▸ **Exercise aim**
Your answer should be a single number: the count of lines in the material below that hold "close".

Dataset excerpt
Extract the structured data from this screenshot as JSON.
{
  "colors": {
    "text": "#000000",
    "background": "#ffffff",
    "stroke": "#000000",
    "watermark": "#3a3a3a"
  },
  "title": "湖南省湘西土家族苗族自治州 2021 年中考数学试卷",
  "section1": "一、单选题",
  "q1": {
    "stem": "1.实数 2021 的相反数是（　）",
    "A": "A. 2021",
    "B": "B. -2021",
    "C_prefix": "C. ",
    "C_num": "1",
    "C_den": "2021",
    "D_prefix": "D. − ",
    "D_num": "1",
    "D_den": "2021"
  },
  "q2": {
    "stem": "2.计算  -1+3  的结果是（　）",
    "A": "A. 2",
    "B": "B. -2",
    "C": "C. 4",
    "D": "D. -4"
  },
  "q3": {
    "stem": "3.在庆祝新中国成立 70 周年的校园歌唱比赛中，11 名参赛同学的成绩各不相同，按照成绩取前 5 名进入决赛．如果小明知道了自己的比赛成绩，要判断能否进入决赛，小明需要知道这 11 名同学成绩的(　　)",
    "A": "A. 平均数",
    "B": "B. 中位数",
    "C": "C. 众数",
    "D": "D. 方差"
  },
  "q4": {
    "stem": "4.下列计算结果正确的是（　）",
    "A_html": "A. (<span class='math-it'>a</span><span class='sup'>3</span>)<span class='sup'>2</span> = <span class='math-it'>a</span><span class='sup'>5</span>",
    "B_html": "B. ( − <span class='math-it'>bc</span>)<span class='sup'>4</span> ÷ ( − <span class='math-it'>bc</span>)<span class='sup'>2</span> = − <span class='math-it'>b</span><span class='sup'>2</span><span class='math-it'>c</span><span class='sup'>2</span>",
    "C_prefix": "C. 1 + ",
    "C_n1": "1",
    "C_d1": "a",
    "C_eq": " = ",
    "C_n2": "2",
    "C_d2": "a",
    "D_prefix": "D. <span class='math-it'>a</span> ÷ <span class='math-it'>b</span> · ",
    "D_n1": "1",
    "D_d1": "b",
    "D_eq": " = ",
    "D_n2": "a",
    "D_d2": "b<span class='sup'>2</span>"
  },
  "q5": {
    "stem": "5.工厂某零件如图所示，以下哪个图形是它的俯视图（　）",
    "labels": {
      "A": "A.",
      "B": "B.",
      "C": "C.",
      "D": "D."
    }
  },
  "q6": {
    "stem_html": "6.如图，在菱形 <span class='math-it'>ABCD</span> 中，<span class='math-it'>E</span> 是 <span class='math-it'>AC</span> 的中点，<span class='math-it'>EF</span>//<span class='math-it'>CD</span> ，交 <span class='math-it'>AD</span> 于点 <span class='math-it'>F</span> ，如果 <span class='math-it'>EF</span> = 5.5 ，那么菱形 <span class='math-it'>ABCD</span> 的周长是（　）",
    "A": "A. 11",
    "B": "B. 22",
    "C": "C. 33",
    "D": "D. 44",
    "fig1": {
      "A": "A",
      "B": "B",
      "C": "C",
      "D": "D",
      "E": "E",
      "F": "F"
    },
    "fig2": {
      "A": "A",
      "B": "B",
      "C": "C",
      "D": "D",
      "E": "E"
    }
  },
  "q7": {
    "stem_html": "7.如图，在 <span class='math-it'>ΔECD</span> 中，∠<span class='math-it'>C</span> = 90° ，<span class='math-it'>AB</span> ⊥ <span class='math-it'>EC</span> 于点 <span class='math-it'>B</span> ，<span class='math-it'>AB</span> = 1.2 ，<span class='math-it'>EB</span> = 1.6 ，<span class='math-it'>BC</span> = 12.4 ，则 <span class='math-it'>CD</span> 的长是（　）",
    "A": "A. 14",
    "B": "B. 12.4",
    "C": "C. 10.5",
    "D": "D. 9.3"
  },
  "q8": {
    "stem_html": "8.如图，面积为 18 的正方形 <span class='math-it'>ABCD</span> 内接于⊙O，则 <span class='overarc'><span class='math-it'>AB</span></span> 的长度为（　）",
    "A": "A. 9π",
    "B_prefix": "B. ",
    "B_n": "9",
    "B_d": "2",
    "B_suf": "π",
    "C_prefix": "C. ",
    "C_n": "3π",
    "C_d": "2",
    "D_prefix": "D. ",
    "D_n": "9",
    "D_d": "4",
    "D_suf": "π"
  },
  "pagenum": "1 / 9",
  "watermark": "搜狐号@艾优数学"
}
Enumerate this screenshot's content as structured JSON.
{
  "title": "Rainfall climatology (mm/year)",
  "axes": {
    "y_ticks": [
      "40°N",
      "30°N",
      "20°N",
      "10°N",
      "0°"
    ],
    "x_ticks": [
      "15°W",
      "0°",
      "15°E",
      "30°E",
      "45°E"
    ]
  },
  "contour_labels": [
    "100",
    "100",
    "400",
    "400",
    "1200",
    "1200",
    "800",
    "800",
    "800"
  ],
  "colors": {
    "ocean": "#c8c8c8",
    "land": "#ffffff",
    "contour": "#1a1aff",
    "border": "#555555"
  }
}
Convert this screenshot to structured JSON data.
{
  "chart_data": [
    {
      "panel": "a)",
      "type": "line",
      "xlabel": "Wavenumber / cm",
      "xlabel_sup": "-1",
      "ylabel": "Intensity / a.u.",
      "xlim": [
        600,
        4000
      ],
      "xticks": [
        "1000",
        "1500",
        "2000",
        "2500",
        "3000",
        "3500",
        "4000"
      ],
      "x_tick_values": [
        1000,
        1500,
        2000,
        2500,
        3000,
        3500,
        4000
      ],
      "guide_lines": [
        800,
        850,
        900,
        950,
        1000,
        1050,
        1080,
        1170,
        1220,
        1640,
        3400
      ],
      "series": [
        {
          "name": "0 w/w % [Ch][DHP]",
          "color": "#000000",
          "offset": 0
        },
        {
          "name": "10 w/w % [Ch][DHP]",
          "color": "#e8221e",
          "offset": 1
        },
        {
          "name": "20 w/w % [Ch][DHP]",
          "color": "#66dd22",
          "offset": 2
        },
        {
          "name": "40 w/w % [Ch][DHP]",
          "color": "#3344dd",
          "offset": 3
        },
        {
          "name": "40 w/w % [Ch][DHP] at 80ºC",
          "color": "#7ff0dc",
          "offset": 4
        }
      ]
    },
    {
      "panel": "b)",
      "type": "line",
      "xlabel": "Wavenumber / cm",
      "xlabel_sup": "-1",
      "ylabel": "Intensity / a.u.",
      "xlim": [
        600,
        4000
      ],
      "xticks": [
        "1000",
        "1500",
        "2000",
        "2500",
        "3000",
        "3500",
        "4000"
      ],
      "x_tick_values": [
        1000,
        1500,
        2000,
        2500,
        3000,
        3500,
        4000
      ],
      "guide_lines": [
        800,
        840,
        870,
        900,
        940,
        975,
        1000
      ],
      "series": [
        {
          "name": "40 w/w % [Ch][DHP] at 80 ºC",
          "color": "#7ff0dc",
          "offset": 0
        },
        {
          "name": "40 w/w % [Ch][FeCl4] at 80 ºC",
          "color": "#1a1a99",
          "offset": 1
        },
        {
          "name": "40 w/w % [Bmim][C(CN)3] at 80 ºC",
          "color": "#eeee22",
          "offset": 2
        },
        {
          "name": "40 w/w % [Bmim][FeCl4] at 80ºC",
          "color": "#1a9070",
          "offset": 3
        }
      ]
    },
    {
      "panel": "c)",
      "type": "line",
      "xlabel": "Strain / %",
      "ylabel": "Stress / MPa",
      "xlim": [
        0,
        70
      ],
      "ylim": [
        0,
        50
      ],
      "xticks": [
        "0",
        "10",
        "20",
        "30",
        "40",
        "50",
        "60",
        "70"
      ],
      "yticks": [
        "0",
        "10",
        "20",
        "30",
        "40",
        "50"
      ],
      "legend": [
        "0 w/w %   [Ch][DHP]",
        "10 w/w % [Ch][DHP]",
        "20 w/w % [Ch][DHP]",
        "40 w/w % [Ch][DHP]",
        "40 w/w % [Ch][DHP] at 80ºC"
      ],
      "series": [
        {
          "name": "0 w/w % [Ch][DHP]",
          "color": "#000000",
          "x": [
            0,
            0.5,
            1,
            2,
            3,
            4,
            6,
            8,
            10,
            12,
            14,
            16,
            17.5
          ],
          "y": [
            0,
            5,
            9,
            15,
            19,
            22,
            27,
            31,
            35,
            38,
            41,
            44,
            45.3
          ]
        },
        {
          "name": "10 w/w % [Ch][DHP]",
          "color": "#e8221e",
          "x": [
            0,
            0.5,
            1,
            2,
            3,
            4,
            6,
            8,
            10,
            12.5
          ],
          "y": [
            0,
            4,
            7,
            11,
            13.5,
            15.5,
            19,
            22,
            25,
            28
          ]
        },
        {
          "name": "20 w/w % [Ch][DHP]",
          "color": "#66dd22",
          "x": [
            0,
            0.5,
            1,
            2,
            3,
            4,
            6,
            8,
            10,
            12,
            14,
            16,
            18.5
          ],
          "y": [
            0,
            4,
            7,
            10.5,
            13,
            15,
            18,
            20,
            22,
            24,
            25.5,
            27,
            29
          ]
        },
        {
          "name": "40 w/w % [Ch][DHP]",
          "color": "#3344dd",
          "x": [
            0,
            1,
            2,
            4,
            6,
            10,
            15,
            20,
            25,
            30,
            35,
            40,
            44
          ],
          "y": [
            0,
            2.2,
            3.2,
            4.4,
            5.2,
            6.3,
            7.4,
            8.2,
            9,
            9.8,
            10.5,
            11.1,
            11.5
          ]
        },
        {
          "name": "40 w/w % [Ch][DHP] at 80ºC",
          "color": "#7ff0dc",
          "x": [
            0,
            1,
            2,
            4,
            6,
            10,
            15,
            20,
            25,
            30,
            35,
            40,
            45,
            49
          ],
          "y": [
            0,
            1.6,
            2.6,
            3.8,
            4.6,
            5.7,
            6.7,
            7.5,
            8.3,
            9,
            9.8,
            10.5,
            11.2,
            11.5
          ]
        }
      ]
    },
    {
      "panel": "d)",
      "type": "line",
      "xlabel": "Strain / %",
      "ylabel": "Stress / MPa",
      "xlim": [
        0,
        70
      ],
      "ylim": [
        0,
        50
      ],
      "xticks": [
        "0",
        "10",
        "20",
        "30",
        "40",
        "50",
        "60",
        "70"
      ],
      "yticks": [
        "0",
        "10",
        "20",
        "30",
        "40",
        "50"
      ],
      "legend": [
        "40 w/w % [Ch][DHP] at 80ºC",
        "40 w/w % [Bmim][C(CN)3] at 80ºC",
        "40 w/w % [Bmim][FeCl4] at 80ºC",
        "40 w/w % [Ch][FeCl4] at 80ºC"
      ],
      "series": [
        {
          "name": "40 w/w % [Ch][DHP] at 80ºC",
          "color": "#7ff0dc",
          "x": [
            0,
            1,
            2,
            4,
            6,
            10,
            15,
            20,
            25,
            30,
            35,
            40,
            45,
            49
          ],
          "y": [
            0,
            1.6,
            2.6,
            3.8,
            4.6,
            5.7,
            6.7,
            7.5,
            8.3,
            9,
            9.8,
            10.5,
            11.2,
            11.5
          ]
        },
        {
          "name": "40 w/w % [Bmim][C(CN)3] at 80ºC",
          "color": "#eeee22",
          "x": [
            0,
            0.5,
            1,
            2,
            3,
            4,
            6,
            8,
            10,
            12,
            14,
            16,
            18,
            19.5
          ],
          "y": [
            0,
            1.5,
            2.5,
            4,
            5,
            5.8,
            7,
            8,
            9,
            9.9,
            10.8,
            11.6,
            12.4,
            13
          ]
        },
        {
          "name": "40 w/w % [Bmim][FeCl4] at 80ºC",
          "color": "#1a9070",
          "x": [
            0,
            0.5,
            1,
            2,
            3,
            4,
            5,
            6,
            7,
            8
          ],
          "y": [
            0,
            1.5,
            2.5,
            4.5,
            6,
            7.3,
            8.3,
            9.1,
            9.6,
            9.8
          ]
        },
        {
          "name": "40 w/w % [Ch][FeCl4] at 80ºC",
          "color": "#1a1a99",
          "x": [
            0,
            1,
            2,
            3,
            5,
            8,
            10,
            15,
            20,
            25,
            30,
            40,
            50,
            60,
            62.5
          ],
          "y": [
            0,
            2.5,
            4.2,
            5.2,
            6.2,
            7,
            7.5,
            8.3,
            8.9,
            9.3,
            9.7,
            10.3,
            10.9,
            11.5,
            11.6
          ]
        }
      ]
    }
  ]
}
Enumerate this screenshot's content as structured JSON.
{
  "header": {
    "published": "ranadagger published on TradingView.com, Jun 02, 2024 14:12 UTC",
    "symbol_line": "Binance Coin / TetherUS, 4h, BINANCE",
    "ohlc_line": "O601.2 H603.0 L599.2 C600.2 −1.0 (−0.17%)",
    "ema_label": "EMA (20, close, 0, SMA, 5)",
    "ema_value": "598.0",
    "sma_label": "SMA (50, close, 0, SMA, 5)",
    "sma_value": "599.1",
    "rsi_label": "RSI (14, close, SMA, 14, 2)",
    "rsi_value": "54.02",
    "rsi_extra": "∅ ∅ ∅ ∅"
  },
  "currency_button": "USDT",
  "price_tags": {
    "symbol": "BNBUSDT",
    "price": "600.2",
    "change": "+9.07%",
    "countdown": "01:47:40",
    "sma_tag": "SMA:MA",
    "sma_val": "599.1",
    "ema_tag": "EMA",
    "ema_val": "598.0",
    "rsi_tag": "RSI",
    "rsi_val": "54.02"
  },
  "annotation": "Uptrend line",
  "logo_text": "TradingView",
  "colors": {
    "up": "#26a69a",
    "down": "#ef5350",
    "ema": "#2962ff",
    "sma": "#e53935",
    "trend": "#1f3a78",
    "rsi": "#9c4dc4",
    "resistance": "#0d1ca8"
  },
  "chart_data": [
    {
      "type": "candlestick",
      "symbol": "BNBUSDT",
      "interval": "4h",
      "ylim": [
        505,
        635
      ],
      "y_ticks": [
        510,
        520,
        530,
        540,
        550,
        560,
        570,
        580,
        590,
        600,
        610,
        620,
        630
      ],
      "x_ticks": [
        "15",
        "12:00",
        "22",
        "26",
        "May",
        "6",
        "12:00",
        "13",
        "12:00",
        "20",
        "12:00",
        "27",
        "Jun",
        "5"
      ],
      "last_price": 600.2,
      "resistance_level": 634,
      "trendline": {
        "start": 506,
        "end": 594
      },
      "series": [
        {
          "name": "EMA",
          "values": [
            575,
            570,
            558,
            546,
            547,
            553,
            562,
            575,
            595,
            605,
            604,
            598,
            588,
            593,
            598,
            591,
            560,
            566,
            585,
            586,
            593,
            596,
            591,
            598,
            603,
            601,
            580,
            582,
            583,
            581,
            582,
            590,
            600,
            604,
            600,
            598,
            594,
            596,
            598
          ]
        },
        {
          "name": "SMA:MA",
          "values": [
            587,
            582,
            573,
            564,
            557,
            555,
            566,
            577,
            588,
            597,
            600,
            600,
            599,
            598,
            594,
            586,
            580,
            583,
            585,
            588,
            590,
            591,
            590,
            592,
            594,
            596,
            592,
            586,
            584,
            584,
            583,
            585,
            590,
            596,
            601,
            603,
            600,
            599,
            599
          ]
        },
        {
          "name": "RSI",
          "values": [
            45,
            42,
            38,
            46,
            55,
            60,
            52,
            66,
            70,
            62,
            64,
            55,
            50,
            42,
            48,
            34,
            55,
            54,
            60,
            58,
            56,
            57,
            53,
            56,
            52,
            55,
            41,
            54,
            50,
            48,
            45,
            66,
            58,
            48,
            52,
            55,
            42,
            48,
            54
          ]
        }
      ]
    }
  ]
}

▸ **Written solution**
3